[Dataset items]
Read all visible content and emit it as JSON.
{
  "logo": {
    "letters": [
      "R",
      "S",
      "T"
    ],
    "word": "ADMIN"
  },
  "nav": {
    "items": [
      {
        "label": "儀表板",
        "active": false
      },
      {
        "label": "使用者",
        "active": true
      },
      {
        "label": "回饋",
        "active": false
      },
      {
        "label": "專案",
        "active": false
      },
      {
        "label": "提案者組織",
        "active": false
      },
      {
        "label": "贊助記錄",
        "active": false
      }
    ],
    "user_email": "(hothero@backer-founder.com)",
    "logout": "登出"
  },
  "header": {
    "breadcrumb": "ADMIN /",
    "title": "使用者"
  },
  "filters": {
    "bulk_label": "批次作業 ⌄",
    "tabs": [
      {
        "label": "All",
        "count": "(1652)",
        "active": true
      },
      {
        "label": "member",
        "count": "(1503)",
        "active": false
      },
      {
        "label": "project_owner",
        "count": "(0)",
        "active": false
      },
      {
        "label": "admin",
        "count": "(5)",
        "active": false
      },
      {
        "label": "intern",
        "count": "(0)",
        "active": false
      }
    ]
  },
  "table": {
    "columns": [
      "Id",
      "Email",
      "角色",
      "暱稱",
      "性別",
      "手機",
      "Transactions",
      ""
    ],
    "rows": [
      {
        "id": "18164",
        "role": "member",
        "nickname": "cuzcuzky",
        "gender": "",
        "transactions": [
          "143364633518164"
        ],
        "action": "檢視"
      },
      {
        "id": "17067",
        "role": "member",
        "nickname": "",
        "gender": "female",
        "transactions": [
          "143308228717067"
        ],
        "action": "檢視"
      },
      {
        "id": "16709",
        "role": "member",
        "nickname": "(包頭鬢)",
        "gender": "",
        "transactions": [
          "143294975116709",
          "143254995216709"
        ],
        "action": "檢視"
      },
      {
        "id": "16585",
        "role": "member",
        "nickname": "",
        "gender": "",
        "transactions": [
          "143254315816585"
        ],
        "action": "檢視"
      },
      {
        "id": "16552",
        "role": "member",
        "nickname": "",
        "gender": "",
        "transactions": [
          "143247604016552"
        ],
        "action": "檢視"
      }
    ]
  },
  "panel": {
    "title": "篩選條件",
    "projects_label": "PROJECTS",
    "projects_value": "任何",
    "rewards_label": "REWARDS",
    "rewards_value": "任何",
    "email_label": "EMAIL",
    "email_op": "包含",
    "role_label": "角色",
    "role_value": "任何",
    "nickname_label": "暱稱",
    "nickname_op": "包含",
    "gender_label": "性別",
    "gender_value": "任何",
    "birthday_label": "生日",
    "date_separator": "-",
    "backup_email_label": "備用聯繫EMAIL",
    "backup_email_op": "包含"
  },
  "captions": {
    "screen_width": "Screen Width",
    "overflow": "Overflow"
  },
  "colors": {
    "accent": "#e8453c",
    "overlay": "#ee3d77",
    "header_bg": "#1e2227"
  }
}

→ Challenge
Extract every line above exactly as it stands.

→ Solution
Read all visible content and emit it as JSON.
{
  "logo": {
    "letters": [
      "R",
      "S",
      "T"
    ],
    "word": "ADMIN"
  },
  "nav": {
    "items": [
      {
        "label": "儀表板",
        "active": false
      },
      {
        "label": "使用者",
        "active": true
      },
      {
        "label": "回饋",
        "active": false
      },
      {
        "label": "專案",
        "active": false
      },
      {
        "label": "提案者組織",
        "active": false
      },
      {
        "label": "贊助記錄",
        "active": false
      }
    ],
    "user_email": "(hothero@backer-founder.com)",
    "logout": "登出"
  },
  "header": {
    "breadcrumb": "ADMIN /",
    "title": "使用者"
  },
  "filters": {
    "bulk_label": "批次作業 ⌄",
    "tabs": [
      {
        "label": "All",
        "count": "(1652)",
        "active": true
      },
      {
        "label": "member",
        "count": "(1503)",
        "active": false
      },
      {
        "label": "project_owner",
        "count": "(0)",
        "active": false
      },
      {
        "label": "admin",
        "count": "(5)",
        "active": false
      },
      {
        "label": "intern",
        "count": "(0)",
        "active": false
      }
    ]
  },
  "table": {
    "columns": [
      "Id",
      "Email",
      "角色",
      "暱稱",
      "性別",
      "手機",
      "Transactions",
      ""
    ],
    "rows": [
      {
        "id": "18164",
        "role": "member",
        "nickname": "cuzcuzky",
        "gender": "",
        "transactions": [
          "143364633518164"
        ],
        "action": "檢視"
      },
      {
        "id": "17067",
        "role": "member",
        "nickname": "",
        "gender": "female",
        "transactions": [
          "143308228717067"
        ],
        "action": "檢視"
      },
      {
        "id": "16709",
        "role": "member",
        "nickname": "(包頭鬢)",
        "gender": "",
        "transactions": [
          "143294975116709",
          "143254995216709"
        ],
        "action": "檢視"
      },
      {
        "id": "16585",
        "role": "member",
        "nickname": "",
        "gender": "",
        "transactions": [
          "143254315816585"
        ],
        "action": "檢視"
      },
      {
        "id": "16552",
        "role": "member",
        "nickname": "",
        "gender": "",
        "transactions": [
          "143247604016552"
        ],
        "action": "檢視"
      }
    ]
  },
  "panel": {
    "title": "篩選條件",
    "projects_label": "PROJECTS",
    "projects_value": "任何",
    "rewards_label": "REWARDS",
    "rewards_value": "任何",
    "email_label": "EMAIL",
    "email_op": "包含",
    "role_label": "角色",
    "role_value": "任何",
    "nickname_label": "暱稱",
    "nickname_op": "包含",
    "gender_label": "性別",
    "gender_value": "任何",
    "birthday_label": "生日",
    "date_separator": "-",
    "backup_email_label": "備用聯繫EMAIL",
    "backup_email_op": "包含"
  },
  "captions": {
    "screen_width": "Screen Width",
    "overflow": "Overflow"
  },
  "colors": {
    "accent": "#e8453c",
    "overlay": "#ee3d77",
    "header_bg": "#1e2227"
  }
}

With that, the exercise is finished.